Stored entries
○ ○ ○ ○

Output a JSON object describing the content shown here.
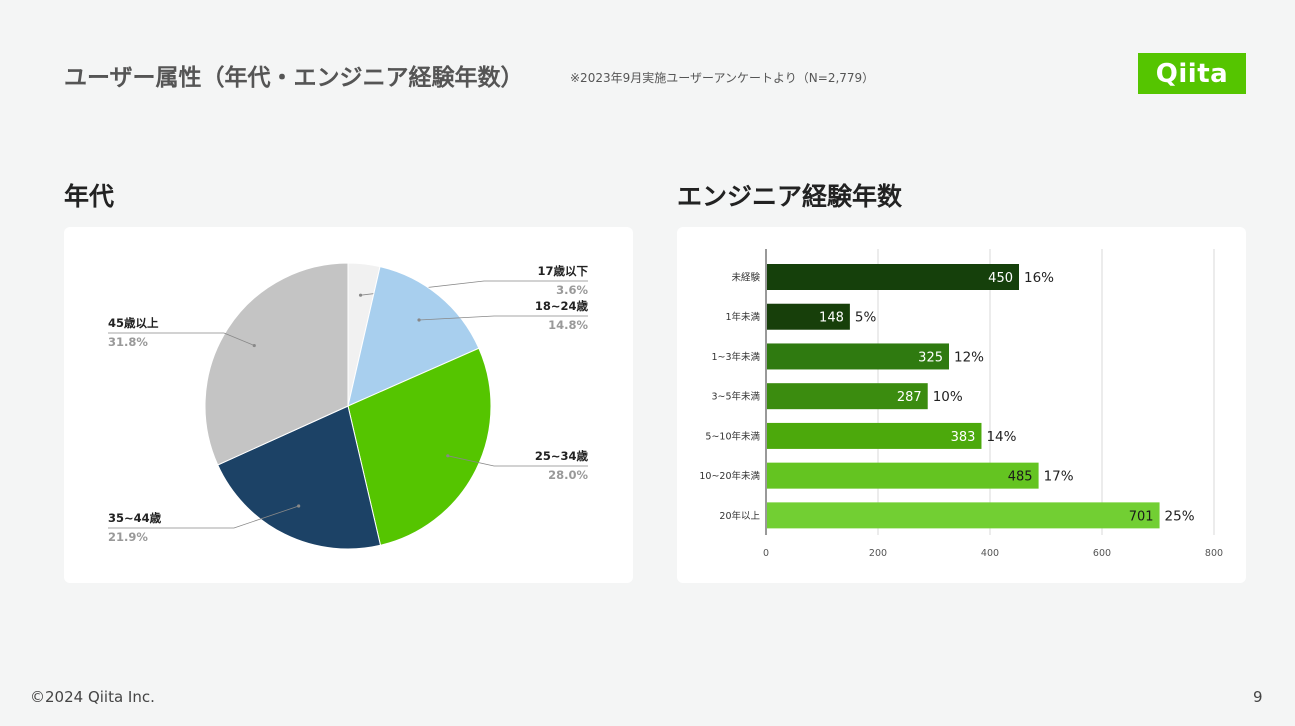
{
  "header": {
    "title": "ユーザー属性（年代・エンジニア経験年数）",
    "note": "※2023年9月実施ユーザーアンケートより（N=2,779）",
    "logo_text": "Qiita"
  },
  "colors": {
    "brand": "#55c500",
    "background": "#f4f5f5"
  },
  "sections": {
    "age_title": "年代",
    "experience_title": "エンジニア経験年数"
  },
  "chart_data": [
    {
      "type": "pie",
      "title": "年代",
      "categories": [
        "17歳以下",
        "18~24歳",
        "25~34歳",
        "35~44歳",
        "45歳以上"
      ],
      "values": [
        3.6,
        14.8,
        28.0,
        21.9,
        31.8
      ],
      "labels": [
        "3.6%",
        "14.8%",
        "28.0%",
        "21.9%",
        "31.8%"
      ],
      "colors": [
        "#f1f1f1",
        "#a8cfee",
        "#55c500",
        "#1c4266",
        "#c4c4c4"
      ],
      "legend": "callout labels"
    },
    {
      "type": "bar",
      "orientation": "horizontal",
      "title": "エンジニア経験年数",
      "categories": [
        "未経験",
        "1年未満",
        "1~3年未満",
        "3~5年未満",
        "5~10年未満",
        "10~20年未満",
        "20年以上"
      ],
      "values": [
        450,
        148,
        325,
        287,
        383,
        485,
        701
      ],
      "percent_labels": [
        "16%",
        "5%",
        "12%",
        "10%",
        "14%",
        "17%",
        "25%"
      ],
      "colors": [
        "#15400b",
        "#173f0a",
        "#2f7a10",
        "#3b8c0f",
        "#4ca90c",
        "#64c421",
        "#72cf33"
      ],
      "xlim": [
        0,
        800
      ],
      "xticks": [
        "0",
        "200",
        "400",
        "600",
        "800"
      ],
      "grid": true
    }
  ],
  "footer": {
    "copyright": "©2024 Qiita Inc.",
    "page": "9"
  }
}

○ ○ ○ ○

Task statement: Write out every line of the listing that holds the word "エンジニア経験年数".

Result of the task:
    "title": "ユーザー属性（年代・エンジニア経験年数）",
    "experience_title": "エンジニア経験年数"
      "title": "エンジニア経験年数",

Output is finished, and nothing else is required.